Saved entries
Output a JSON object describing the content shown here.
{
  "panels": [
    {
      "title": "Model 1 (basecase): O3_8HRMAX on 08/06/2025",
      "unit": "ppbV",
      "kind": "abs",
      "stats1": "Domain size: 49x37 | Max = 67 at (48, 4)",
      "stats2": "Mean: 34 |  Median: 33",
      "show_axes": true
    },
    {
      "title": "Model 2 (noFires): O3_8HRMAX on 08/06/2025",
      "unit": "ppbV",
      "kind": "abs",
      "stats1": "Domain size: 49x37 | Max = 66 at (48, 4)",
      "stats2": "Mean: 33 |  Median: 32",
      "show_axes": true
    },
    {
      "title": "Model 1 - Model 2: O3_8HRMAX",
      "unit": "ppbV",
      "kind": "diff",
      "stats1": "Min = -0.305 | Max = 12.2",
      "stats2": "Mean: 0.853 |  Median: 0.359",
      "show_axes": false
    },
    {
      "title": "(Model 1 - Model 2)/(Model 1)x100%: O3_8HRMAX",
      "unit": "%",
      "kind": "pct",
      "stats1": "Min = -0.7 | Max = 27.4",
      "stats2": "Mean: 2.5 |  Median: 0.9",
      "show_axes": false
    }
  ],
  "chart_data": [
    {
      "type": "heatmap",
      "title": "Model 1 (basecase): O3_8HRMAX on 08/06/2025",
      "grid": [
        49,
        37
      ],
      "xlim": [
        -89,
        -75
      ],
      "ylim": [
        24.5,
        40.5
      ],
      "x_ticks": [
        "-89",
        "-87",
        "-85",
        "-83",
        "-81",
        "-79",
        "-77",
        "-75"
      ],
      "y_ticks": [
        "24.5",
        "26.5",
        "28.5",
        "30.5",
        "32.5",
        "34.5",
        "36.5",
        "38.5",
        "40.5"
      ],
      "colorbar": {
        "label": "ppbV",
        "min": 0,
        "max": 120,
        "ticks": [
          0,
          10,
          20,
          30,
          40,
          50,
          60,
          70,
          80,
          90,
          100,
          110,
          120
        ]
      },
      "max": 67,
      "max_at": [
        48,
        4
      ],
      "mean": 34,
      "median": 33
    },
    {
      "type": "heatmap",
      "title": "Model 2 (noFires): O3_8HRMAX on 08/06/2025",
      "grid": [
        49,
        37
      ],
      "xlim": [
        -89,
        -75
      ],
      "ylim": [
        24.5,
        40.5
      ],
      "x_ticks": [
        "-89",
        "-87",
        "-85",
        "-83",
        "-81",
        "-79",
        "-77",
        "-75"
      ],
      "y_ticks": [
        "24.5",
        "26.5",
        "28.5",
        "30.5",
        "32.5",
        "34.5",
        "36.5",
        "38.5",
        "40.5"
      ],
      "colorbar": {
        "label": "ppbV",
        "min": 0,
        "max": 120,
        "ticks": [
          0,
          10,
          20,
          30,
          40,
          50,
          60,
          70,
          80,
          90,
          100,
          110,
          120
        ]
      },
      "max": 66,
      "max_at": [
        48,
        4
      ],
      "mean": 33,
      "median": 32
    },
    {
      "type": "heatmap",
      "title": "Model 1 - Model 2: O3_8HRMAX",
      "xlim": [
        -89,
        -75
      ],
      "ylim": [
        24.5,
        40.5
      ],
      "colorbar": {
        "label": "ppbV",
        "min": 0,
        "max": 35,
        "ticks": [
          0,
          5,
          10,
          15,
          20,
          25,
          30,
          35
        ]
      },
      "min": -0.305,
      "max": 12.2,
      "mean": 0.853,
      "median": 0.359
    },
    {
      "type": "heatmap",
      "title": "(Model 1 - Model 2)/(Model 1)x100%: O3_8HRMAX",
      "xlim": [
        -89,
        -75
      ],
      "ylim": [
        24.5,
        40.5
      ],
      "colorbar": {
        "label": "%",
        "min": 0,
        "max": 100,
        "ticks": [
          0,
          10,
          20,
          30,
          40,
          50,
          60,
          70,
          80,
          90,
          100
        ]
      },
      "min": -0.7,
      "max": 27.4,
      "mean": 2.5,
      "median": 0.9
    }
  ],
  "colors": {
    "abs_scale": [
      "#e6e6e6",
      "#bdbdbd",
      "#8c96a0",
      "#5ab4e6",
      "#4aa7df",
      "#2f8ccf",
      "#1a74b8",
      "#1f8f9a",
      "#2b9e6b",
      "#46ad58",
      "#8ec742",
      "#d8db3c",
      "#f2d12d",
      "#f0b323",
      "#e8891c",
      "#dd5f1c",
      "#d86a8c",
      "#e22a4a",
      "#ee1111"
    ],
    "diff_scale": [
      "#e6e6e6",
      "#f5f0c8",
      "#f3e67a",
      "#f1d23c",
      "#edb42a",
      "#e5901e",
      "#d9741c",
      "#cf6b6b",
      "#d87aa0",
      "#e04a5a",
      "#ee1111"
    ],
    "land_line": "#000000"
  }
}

# OBJECTIVE
Print every record exactly as it was given.

# EXERCISE ANSWER
Output a JSON object describing the content shown here.
{
  "panels": [
    {
      "title": "Model 1 (basecase): O3_8HRMAX on 08/06/2025",
      "unit": "ppbV",
      "kind": "abs",
      "stats1": "Domain size: 49x37 | Max = 67 at (48, 4)",
      "stats2": "Mean: 34 |  Median: 33",
      "show_axes": true
    },
    {
      "title": "Model 2 (noFires): O3_8HRMAX on 08/06/2025",
      "unit": "ppbV",
      "kind": "abs",
      "stats1": "Domain size: 49x37 | Max = 66 at (48, 4)",
      "stats2": "Mean: 33 |  Median: 32",
      "show_axes": true
    },
    {
      "title": "Model 1 - Model 2: O3_8HRMAX",
      "unit": "ppbV",
      "kind": "diff",
      "stats1": "Min = -0.305 | Max = 12.2",
      "stats2": "Mean: 0.853 |  Median: 0.359",
      "show_axes": false
    },
    {
      "title": "(Model 1 - Model 2)/(Model 1)x100%: O3_8HRMAX",
      "unit": "%",
      "kind": "pct",
      "stats1": "Min = -0.7 | Max = 27.4",
      "stats2": "Mean: 2.5 |  Median: 0.9",
      "show_axes": false
    }
  ],
  "chart_data": [
    {
      "type": "heatmap",
      "title": "Model 1 (basecase): O3_8HRMAX on 08/06/2025",
      "grid": [
        49,
        37
      ],
      "xlim": [
        -89,
        -75
      ],
      "ylim": [
        24.5,
        40.5
      ],
      "x_ticks": [
        "-89",
        "-87",
        "-85",
        "-83",
        "-81",
        "-79",
        "-77",
        "-75"
      ],
      "y_ticks": [
        "24.5",
        "26.5",
        "28.5",
        "30.5",
        "32.5",
        "34.5",
        "36.5",
        "38.5",
        "40.5"
      ],
      "colorbar": {
        "label": "ppbV",
        "min": 0,
        "max": 120,
        "ticks": [
          0,
          10,
          20,
          30,
          40,
          50,
          60,
          70,
          80,
          90,
          100,
          110,
          120
        ]
      },
      "max": 67,
      "max_at": [
        48,
        4
      ],
      "mean": 34,
      "median": 33
    },
    {
      "type": "heatmap",
      "title": "Model 2 (noFires): O3_8HRMAX on 08/06/2025",
      "grid": [
        49,
        37
      ],
      "xlim": [
        -89,
        -75
      ],
      "ylim": [
        24.5,
        40.5
      ],
      "x_ticks": [
        "-89",
        "-87",
        "-85",
        "-83",
        "-81",
        "-79",
        "-77",
        "-75"
      ],
      "y_ticks": [
        "24.5",
        "26.5",
        "28.5",
        "30.5",
        "32.5",
        "34.5",
        "36.5",
        "38.5",
        "40.5"
      ],
      "colorbar": {
        "label": "ppbV",
        "min": 0,
        "max": 120,
        "ticks": [
          0,
          10,
          20,
          30,
          40,
          50,
          60,
          70,
          80,
          90,
          100,
          110,
          120
        ]
      },
      "max": 66,
      "max_at": [
        48,
        4
      ],
      "mean": 33,
      "median": 32
    },
    {
      "type": "heatmap",
      "title": "Model 1 - Model 2: O3_8HRMAX",
      "xlim": [
        -89,
        -75
      ],
      "ylim": [
        24.5,
        40.5
      ],
      "colorbar": {
        "label": "ppbV",
        "min": 0,
        "max": 35,
        "ticks": [
          0,
          5,
          10,
          15,
          20,
          25,
          30,
          35
        ]
      },
      "min": -0.305,
      "max": 12.2,
      "mean": 0.853,
      "median": 0.359
    },
    {
      "type": "heatmap",
      "title": "(Model 1 - Model 2)/(Model 1)x100%: O3_8HRMAX",
      "xlim": [
        -89,
        -75
      ],
      "ylim": [
        24.5,
        40.5
      ],
      "colorbar": {
        "label": "%",
        "min": 0,
        "max": 100,
        "ticks": [
          0,
          10,
          20,
          30,
          40,
          50,
          60,
          70,
          80,
          90,
          100
        ]
      },
      "min": -0.7,
      "max": 27.4,
      "mean": 2.5,
      "median": 0.9
    }
  ],
  "colors": {
    "abs_scale": [
      "#e6e6e6",
      "#bdbdbd",
      "#8c96a0",
      "#5ab4e6",
      "#4aa7df",
      "#2f8ccf",
      "#1a74b8",
      "#1f8f9a",
      "#2b9e6b",
      "#46ad58",
      "#8ec742",
      "#d8db3c",
      "#f2d12d",
      "#f0b323",
      "#e8891c",
      "#dd5f1c",
      "#d86a8c",
      "#e22a4a",
      "#ee1111"
    ],
    "diff_scale": [
      "#e6e6e6",
      "#f5f0c8",
      "#f3e67a",
      "#f1d23c",
      "#edb42a",
      "#e5901e",
      "#d9741c",
      "#cf6b6b",
      "#d87aa0",
      "#e04a5a",
      "#ee1111"
    ],
    "land_line": "#000000"
  }
}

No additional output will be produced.